━━ RAW DATA

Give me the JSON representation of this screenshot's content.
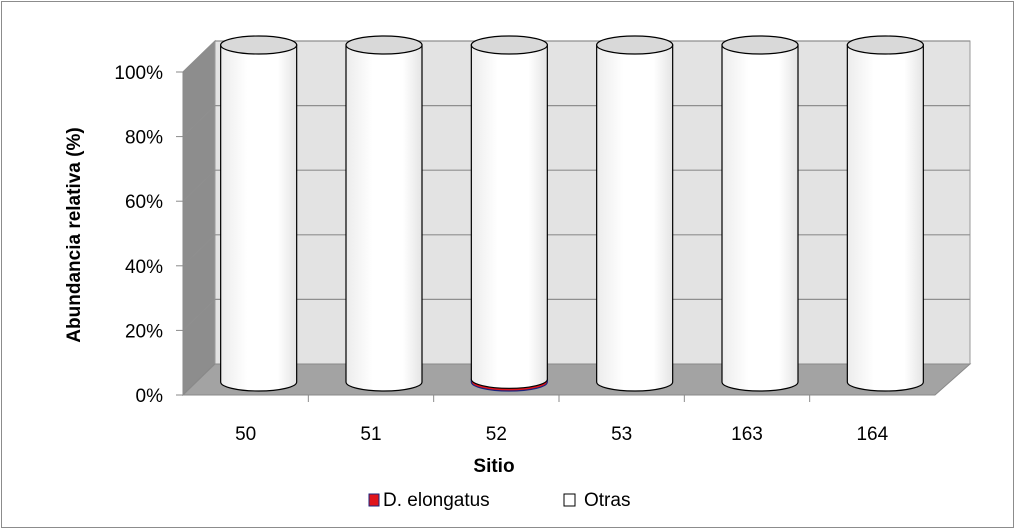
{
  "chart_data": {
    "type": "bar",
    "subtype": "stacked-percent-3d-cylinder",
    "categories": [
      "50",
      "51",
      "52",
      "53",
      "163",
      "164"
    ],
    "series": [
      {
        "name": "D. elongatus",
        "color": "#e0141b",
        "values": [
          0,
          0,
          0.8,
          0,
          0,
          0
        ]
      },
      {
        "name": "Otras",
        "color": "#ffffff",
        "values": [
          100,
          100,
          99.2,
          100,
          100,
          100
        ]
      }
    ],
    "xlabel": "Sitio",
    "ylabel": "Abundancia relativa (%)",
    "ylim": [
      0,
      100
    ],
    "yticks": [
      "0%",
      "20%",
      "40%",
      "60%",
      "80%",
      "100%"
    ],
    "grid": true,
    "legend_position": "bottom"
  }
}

━━━━

Leaving aside the images, write out the entries above word for word.

Give me the JSON representation of this screenshot's content.
{
  "chart_data": {
    "type": "bar",
    "subtype": "stacked-percent-3d-cylinder",
    "categories": [
      "50",
      "51",
      "52",
      "53",
      "163",
      "164"
    ],
    "series": [
      {
        "name": "D. elongatus",
        "color": "#e0141b",
        "values": [
          0,
          0,
          0.8,
          0,
          0,
          0
        ]
      },
      {
        "name": "Otras",
        "color": "#ffffff",
        "values": [
          100,
          100,
          99.2,
          100,
          100,
          100
        ]
      }
    ],
    "xlabel": "Sitio",
    "ylabel": "Abundancia relativa (%)",
    "ylim": [
      0,
      100
    ],
    "yticks": [
      "0%",
      "20%",
      "40%",
      "60%",
      "80%",
      "100%"
    ],
    "grid": true,
    "legend_position": "bottom"
  }
}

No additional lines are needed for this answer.